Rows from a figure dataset
** Begin **

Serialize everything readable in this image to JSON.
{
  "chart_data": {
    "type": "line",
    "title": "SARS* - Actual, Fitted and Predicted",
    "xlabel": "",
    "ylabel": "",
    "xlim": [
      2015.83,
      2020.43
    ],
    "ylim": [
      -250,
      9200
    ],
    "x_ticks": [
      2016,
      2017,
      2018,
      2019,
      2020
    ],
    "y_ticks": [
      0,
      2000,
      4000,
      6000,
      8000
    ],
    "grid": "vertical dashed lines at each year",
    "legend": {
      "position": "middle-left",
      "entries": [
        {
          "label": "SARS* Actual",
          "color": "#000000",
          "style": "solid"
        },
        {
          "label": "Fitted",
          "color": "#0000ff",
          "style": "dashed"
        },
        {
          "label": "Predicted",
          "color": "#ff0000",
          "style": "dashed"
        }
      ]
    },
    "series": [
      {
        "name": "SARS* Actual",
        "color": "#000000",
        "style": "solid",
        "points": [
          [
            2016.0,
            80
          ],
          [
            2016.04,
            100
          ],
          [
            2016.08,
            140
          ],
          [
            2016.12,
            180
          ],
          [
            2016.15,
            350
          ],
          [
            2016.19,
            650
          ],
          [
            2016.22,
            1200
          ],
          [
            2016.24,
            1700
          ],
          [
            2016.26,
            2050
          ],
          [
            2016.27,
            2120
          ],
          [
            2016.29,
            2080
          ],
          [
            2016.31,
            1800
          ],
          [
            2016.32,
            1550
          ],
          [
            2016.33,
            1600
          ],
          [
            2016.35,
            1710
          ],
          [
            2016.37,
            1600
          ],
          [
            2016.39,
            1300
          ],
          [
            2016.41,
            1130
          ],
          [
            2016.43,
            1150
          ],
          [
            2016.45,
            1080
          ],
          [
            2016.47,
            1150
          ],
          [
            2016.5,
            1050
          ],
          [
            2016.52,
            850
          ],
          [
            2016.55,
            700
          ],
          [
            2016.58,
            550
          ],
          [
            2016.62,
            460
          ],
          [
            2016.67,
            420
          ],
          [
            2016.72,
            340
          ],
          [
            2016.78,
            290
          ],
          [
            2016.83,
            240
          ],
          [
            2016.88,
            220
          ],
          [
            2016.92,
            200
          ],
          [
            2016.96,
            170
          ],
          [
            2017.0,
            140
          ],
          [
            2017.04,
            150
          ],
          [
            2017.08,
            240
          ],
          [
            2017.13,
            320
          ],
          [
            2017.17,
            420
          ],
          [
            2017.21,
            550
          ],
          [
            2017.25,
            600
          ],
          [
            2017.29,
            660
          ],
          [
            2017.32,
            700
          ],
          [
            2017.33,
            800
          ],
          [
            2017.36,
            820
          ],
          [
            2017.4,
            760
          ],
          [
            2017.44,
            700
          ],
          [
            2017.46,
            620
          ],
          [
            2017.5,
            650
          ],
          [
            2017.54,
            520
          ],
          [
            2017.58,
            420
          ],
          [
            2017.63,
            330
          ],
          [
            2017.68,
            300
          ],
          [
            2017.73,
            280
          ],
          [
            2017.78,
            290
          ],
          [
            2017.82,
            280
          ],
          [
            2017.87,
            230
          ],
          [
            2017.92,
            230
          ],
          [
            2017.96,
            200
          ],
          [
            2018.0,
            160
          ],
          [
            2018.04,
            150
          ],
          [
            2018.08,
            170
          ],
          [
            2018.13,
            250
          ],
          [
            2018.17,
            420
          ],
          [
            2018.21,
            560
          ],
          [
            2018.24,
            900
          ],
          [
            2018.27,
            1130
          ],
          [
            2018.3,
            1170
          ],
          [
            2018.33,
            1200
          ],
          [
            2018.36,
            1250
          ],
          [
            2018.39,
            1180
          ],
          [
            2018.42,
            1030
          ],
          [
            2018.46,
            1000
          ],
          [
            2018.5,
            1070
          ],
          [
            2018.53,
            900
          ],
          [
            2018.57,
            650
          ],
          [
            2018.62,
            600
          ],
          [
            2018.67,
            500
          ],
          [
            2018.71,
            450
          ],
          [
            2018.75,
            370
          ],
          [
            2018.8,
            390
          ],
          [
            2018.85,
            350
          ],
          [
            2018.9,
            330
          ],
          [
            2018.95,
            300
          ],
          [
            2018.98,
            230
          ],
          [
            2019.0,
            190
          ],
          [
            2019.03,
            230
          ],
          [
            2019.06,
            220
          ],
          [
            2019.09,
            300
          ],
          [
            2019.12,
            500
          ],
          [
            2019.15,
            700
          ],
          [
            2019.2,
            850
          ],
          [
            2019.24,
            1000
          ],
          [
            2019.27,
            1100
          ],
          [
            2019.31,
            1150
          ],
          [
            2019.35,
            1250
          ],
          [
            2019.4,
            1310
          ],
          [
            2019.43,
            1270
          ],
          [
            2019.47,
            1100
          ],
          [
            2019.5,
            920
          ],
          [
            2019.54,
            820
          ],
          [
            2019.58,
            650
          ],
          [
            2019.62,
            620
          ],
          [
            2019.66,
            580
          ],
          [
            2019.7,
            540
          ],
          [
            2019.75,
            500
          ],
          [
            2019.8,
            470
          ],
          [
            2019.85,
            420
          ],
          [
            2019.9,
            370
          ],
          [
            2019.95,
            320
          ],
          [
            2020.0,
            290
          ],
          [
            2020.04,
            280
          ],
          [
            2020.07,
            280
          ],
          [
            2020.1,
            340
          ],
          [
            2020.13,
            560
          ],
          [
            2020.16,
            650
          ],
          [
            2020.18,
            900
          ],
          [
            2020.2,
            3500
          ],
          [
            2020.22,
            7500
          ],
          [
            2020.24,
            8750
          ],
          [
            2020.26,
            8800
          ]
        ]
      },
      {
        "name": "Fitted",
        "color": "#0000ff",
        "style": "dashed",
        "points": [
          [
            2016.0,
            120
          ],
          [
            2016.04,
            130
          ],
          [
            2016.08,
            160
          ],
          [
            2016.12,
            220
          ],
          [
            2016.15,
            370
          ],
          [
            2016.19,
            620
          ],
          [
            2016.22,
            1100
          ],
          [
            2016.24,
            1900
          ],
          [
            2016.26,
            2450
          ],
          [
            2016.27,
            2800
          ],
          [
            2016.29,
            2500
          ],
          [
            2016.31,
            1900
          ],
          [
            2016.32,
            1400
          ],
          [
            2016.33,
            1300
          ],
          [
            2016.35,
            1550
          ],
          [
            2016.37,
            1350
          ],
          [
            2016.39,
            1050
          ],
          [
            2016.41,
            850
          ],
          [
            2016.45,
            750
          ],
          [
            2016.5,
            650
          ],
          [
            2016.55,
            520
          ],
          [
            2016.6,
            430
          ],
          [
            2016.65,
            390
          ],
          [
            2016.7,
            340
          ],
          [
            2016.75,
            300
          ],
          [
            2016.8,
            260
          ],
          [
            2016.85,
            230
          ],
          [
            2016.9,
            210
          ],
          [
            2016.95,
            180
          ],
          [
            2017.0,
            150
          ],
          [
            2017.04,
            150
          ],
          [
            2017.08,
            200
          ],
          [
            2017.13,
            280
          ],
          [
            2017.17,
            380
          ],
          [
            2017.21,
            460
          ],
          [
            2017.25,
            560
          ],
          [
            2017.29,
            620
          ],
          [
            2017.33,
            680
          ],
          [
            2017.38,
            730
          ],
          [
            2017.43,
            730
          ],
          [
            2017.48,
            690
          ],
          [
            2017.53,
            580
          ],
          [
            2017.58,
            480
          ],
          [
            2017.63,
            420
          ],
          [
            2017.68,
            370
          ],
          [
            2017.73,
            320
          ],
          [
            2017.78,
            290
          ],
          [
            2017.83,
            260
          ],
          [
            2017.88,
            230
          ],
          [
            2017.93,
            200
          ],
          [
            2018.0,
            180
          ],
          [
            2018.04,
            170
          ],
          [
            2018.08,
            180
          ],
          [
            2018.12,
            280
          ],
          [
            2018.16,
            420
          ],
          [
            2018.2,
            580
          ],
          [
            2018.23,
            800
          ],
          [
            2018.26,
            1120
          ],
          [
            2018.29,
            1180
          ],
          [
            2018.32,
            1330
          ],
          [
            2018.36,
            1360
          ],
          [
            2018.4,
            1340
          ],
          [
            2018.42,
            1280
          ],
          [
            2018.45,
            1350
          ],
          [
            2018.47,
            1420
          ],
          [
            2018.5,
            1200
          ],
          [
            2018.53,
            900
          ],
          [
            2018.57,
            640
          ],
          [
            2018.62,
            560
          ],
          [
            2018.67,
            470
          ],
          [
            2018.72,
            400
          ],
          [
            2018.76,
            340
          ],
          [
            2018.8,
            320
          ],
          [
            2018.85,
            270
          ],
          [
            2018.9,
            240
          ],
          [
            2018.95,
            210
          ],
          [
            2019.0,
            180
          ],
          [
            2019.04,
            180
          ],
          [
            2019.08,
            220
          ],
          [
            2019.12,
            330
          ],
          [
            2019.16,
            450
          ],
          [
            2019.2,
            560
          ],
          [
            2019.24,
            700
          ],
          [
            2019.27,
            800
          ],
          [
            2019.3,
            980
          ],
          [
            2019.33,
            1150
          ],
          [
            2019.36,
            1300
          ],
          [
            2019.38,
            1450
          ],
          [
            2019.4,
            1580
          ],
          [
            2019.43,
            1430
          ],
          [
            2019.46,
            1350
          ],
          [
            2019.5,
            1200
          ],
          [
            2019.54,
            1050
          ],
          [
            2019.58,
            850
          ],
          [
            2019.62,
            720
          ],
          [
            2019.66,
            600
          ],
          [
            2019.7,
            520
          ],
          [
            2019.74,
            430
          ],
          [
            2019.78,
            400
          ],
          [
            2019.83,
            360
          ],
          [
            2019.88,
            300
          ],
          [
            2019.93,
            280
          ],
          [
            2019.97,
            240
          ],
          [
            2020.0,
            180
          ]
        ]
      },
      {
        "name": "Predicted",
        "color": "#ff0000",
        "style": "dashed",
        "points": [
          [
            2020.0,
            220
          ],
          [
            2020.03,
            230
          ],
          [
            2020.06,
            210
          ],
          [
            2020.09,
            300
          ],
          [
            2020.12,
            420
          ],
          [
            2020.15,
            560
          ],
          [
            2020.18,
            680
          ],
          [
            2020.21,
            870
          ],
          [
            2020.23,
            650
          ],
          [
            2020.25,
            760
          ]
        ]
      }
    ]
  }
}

** End **

Extract every line from the records above that contains the word "Predicted".

    "title": "SARS* - Actual, Fitted and Predicted",
          "label": "Predicted",
        "name": "Predicted",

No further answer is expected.